## What you will do:
For this exercise, copy out each line of the material below that includes "name".
** Begin Data provided **
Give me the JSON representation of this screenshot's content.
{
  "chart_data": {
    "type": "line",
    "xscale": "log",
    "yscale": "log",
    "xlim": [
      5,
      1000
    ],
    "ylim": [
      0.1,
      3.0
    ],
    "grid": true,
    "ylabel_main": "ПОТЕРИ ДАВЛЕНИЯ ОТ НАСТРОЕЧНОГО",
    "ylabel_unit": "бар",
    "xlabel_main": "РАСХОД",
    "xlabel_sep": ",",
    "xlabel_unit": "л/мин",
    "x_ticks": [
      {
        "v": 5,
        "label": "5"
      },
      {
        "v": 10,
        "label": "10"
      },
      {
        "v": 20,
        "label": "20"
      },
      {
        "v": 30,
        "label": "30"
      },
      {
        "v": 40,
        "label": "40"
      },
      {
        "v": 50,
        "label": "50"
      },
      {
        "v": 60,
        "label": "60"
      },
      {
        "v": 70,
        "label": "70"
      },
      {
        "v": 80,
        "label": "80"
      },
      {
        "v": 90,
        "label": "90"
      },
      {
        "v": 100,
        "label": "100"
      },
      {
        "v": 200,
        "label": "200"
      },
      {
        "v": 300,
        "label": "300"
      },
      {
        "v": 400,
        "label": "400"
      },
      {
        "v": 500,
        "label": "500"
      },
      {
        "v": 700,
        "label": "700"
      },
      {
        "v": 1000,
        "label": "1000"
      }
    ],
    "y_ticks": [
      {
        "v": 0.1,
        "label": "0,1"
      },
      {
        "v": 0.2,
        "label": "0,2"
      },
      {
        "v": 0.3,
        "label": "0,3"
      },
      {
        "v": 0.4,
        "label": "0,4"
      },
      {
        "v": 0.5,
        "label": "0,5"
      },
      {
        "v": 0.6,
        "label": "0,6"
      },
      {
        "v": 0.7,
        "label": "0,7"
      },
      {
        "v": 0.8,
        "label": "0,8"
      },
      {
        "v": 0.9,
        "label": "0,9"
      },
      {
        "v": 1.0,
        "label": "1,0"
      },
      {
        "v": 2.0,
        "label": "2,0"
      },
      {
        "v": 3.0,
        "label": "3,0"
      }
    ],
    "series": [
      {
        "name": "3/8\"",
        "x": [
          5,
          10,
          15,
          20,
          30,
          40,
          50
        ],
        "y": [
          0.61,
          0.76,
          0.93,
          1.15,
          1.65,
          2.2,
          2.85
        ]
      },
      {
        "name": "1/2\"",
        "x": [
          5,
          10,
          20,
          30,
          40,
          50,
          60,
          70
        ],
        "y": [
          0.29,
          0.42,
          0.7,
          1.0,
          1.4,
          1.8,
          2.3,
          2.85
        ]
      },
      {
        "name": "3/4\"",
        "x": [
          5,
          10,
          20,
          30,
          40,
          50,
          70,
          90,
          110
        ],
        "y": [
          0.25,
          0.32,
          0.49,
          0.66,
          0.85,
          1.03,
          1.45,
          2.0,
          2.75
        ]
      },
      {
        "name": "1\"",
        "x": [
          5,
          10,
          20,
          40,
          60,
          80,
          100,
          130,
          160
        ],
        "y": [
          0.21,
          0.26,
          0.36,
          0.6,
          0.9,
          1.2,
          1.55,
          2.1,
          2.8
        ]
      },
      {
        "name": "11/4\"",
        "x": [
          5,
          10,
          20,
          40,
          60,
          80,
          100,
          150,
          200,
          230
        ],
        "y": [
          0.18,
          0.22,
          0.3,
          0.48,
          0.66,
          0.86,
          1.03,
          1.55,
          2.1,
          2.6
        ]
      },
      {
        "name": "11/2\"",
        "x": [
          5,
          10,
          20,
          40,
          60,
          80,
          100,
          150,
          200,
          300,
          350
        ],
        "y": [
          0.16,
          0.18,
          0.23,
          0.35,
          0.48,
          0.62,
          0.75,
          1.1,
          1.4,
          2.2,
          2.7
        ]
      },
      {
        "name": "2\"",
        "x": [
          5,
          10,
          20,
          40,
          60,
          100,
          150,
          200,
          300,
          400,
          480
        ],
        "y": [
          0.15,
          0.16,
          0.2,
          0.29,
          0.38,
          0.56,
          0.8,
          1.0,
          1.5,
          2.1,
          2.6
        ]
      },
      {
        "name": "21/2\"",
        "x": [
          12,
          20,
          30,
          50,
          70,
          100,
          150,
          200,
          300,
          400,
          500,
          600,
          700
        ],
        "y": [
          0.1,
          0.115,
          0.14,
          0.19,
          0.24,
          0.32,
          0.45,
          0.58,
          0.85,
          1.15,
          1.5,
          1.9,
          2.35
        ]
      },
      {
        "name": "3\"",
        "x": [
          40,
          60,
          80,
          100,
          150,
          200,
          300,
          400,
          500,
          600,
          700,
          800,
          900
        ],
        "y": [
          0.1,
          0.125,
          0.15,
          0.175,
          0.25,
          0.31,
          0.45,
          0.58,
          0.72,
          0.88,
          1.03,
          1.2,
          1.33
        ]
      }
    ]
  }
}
** End Data provided **
## Full solution:
        "name": "3/8\"",
        "name": "1/2\"",
        "name": "3/4\"",
        "name": "1\"",
        "name": "11/4\"",
        "name": "11/2\"",
        "name": "2\"",
        "name": "21/2\"",
        "name": "3\"",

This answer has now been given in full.